*Exercise material:*
***

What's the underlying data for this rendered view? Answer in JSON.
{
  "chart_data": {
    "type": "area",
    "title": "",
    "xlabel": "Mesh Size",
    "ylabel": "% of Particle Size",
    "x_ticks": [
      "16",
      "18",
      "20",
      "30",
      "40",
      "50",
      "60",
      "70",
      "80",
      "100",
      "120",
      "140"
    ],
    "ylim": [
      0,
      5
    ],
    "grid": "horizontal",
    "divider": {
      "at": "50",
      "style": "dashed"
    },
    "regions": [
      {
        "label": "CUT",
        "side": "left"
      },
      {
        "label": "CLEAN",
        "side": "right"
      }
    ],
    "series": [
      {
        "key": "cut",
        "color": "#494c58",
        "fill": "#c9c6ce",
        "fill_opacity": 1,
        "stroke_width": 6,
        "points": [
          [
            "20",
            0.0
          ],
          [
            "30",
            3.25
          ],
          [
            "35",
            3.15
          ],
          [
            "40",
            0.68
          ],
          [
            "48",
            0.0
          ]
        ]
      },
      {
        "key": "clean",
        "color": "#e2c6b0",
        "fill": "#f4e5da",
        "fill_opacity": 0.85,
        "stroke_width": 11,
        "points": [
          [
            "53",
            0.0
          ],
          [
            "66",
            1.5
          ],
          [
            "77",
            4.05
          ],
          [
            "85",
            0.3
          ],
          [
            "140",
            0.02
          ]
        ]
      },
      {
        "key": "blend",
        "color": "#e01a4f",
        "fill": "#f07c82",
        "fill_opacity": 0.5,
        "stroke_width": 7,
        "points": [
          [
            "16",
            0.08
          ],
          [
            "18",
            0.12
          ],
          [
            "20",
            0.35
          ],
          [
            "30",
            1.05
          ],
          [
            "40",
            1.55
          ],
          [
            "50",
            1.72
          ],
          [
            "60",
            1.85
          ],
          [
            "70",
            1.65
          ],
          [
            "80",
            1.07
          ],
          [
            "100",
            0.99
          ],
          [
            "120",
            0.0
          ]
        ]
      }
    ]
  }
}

***

*Short task:* Return each line that includes "Size".

*Answer:*
    "xlabel": "Mesh Size",
    "ylabel": "% of Particle Size",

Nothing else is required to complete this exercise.